■ Dataset content:
☆ ☆ ☆ ☆ ☆ ☆ ☆
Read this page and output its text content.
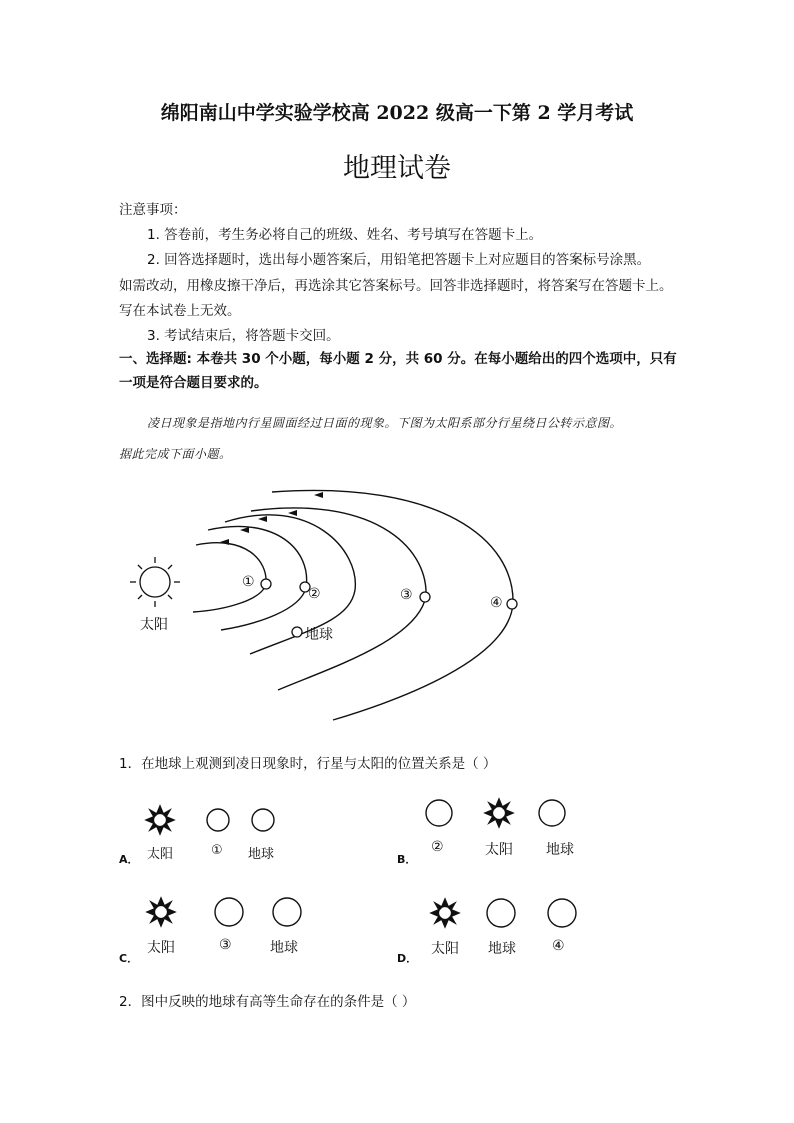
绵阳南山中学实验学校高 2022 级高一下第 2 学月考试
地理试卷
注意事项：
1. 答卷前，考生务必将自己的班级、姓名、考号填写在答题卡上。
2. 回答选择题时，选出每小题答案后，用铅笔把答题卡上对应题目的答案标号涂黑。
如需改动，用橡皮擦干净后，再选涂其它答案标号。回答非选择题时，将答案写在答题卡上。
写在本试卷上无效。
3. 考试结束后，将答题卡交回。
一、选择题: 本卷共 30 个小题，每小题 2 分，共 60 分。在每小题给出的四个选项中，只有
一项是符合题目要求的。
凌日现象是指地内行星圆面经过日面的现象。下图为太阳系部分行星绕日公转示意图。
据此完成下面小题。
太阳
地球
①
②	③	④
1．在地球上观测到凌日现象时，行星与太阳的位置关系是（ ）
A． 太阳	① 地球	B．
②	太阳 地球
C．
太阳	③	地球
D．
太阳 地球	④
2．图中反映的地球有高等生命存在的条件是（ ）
☆ ☆ ☆ ☆ ☆ ☆ ☆
■ What this task involves:
Quote the records above exactly, leaving out any pictures.

■ Exercise result:
Read this page and output its text content.
绵阳南山中学实验学校高 2022 级高一下第 2 学月考试
地理试卷
注意事项：
1. 答卷前，考生务必将自己的班级、姓名、考号填写在答题卡上。
2. 回答选择题时，选出每小题答案后，用铅笔把答题卡上对应题目的答案标号涂黑。
如需改动，用橡皮擦干净后，再选涂其它答案标号。回答非选择题时，将答案写在答题卡上。
写在本试卷上无效。
3. 考试结束后，将答题卡交回。
一、选择题: 本卷共 30 个小题，每小题 2 分，共 60 分。在每小题给出的四个选项中，只有
一项是符合题目要求的。
凌日现象是指地内行星圆面经过日面的现象。下图为太阳系部分行星绕日公转示意图。
据此完成下面小题。
太阳
地球
①
②	③	④
1．在地球上观测到凌日现象时，行星与太阳的位置关系是（ ）
A． 太阳	① 地球	B．
②	太阳 地球
C．
太阳	③	地球
D．
太阳 地球	④
2．图中反映的地球有高等生命存在的条件是（ ）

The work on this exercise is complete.